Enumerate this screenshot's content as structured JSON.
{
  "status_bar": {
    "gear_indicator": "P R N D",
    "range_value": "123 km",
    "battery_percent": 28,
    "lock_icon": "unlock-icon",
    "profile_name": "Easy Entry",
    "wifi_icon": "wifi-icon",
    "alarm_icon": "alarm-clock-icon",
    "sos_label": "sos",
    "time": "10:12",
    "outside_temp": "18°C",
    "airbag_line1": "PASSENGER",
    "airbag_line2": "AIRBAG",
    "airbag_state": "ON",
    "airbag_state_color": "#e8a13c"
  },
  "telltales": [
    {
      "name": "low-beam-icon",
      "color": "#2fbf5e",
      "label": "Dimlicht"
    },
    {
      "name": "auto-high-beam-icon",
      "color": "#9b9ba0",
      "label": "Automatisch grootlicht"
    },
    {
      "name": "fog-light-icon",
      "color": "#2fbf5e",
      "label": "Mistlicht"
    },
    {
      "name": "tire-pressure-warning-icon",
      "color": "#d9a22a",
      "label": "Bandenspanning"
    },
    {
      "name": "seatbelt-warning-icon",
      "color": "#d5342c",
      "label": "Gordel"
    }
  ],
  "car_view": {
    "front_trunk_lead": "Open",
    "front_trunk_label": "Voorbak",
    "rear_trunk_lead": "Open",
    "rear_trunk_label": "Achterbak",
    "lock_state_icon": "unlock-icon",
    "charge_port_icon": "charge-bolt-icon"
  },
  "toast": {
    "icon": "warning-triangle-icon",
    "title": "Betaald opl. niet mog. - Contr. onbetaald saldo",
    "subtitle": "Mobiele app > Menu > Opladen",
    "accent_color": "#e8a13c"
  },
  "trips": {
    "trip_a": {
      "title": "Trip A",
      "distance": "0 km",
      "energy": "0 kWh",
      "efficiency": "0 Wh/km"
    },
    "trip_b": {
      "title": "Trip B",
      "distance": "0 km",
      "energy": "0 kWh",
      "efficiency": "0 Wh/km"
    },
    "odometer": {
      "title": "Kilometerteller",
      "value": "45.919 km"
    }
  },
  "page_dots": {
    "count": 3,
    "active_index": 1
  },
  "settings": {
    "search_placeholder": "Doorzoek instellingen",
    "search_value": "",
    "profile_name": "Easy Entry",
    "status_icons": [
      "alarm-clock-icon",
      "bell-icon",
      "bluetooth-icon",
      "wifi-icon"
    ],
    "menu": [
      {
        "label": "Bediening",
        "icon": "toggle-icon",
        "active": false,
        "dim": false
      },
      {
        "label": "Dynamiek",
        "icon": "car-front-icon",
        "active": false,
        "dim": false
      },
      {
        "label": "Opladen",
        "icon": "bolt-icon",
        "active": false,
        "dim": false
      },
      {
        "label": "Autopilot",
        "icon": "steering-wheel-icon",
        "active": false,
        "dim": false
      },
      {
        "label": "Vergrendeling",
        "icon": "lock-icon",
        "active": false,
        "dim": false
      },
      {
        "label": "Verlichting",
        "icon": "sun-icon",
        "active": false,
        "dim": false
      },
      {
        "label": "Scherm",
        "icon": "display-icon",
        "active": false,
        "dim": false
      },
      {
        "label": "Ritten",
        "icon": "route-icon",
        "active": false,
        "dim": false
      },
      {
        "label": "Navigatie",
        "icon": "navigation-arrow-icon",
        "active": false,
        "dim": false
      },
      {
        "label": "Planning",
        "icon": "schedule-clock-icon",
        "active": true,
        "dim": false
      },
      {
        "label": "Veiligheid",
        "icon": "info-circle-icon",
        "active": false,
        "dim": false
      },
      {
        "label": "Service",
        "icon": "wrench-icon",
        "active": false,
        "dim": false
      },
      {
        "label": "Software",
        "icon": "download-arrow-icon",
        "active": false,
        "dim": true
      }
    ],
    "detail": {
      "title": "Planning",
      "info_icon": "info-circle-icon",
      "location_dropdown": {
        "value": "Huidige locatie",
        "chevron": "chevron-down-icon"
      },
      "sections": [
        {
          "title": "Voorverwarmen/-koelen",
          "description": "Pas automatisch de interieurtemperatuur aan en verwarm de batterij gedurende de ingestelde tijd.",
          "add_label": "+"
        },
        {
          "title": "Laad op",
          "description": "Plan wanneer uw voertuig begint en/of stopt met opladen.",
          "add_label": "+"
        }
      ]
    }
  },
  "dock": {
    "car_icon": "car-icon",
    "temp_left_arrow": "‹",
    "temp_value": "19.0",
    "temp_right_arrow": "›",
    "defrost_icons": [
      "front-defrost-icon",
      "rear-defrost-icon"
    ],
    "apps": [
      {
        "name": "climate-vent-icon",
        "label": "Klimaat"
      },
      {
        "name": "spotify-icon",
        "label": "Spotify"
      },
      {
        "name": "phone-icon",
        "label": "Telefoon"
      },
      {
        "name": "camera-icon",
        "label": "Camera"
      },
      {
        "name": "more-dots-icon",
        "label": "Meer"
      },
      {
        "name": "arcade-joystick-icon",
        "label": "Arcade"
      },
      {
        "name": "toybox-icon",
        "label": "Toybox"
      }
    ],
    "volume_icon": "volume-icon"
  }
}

- - -

● EXERCISE OBJECTIVE: The whole listing above needs to be written out again exactly.

● COMPLETED EXERCISE:
Enumerate this screenshot's content as structured JSON.
{
  "status_bar": {
    "gear_indicator": "P R N D",
    "range_value": "123 km",
    "battery_percent": 28,
    "lock_icon": "unlock-icon",
    "profile_name": "Easy Entry",
    "wifi_icon": "wifi-icon",
    "alarm_icon": "alarm-clock-icon",
    "sos_label": "sos",
    "time": "10:12",
    "outside_temp": "18°C",
    "airbag_line1": "PASSENGER",
    "airbag_line2": "AIRBAG",
    "airbag_state": "ON",
    "airbag_state_color": "#e8a13c"
  },
  "telltales": [
    {
      "name": "low-beam-icon",
      "color": "#2fbf5e",
      "label": "Dimlicht"
    },
    {
      "name": "auto-high-beam-icon",
      "color": "#9b9ba0",
      "label": "Automatisch grootlicht"
    },
    {
      "name": "fog-light-icon",
      "color": "#2fbf5e",
      "label": "Mistlicht"
    },
    {
      "name": "tire-pressure-warning-icon",
      "color": "#d9a22a",
      "label": "Bandenspanning"
    },
    {
      "name": "seatbelt-warning-icon",
      "color": "#d5342c",
      "label": "Gordel"
    }
  ],
  "car_view": {
    "front_trunk_lead": "Open",
    "front_trunk_label": "Voorbak",
    "rear_trunk_lead": "Open",
    "rear_trunk_label": "Achterbak",
    "lock_state_icon": "unlock-icon",
    "charge_port_icon": "charge-bolt-icon"
  },
  "toast": {
    "icon": "warning-triangle-icon",
    "title": "Betaald opl. niet mog. - Contr. onbetaald saldo",
    "subtitle": "Mobiele app > Menu > Opladen",
    "accent_color": "#e8a13c"
  },
  "trips": {
    "trip_a": {
      "title": "Trip A",
      "distance": "0 km",
      "energy": "0 kWh",
      "efficiency": "0 Wh/km"
    },
    "trip_b": {
      "title": "Trip B",
      "distance": "0 km",
      "energy": "0 kWh",
      "efficiency": "0 Wh/km"
    },
    "odometer": {
      "title": "Kilometerteller",
      "value": "45.919 km"
    }
  },
  "page_dots": {
    "count": 3,
    "active_index": 1
  },
  "settings": {
    "search_placeholder": "Doorzoek instellingen",
    "search_value": "",
    "profile_name": "Easy Entry",
    "status_icons": [
      "alarm-clock-icon",
      "bell-icon",
      "bluetooth-icon",
      "wifi-icon"
    ],
    "menu": [
      {
        "label": "Bediening",
        "icon": "toggle-icon",
        "active": false,
        "dim": false
      },
      {
        "label": "Dynamiek",
        "icon": "car-front-icon",
        "active": false,
        "dim": false
      },
      {
        "label": "Opladen",
        "icon": "bolt-icon",
        "active": false,
        "dim": false
      },
      {
        "label": "Autopilot",
        "icon": "steering-wheel-icon",
        "active": false,
        "dim": false
      },
      {
        "label": "Vergrendeling",
        "icon": "lock-icon",
        "active": false,
        "dim": false
      },
      {
        "label": "Verlichting",
        "icon": "sun-icon",
        "active": false,
        "dim": false
      },
      {
        "label": "Scherm",
        "icon": "display-icon",
        "active": false,
        "dim": false
      },
      {
        "label": "Ritten",
        "icon": "route-icon",
        "active": false,
        "dim": false
      },
      {
        "label": "Navigatie",
        "icon": "navigation-arrow-icon",
        "active": false,
        "dim": false
      },
      {
        "label": "Planning",
        "icon": "schedule-clock-icon",
        "active": true,
        "dim": false
      },
      {
        "label": "Veiligheid",
        "icon": "info-circle-icon",
        "active": false,
        "dim": false
      },
      {
        "label": "Service",
        "icon": "wrench-icon",
        "active": false,
        "dim": false
      },
      {
        "label": "Software",
        "icon": "download-arrow-icon",
        "active": false,
        "dim": true
      }
    ],
    "detail": {
      "title": "Planning",
      "info_icon": "info-circle-icon",
      "location_dropdown": {
        "value": "Huidige locatie",
        "chevron": "chevron-down-icon"
      },
      "sections": [
        {
          "title": "Voorverwarmen/-koelen",
          "description": "Pas automatisch de interieurtemperatuur aan en verwarm de batterij gedurende de ingestelde tijd.",
          "add_label": "+"
        },
        {
          "title": "Laad op",
          "description": "Plan wanneer uw voertuig begint en/of stopt met opladen.",
          "add_label": "+"
        }
      ]
    }
  },
  "dock": {
    "car_icon": "car-icon",
    "temp_left_arrow": "‹",
    "temp_value": "19.0",
    "temp_right_arrow": "›",
    "defrost_icons": [
      "front-defrost-icon",
      "rear-defrost-icon"
    ],
    "apps": [
      {
        "name": "climate-vent-icon",
        "label": "Klimaat"
      },
      {
        "name": "spotify-icon",
        "label": "Spotify"
      },
      {
        "name": "phone-icon",
        "label": "Telefoon"
      },
      {
        "name": "camera-icon",
        "label": "Camera"
      },
      {
        "name": "more-dots-icon",
        "label": "Meer"
      },
      {
        "name": "arcade-joystick-icon",
        "label": "Arcade"
      },
      {
        "name": "toybox-icon",
        "label": "Toybox"
      }
    ],
    "volume_icon": "volume-icon"
  }
}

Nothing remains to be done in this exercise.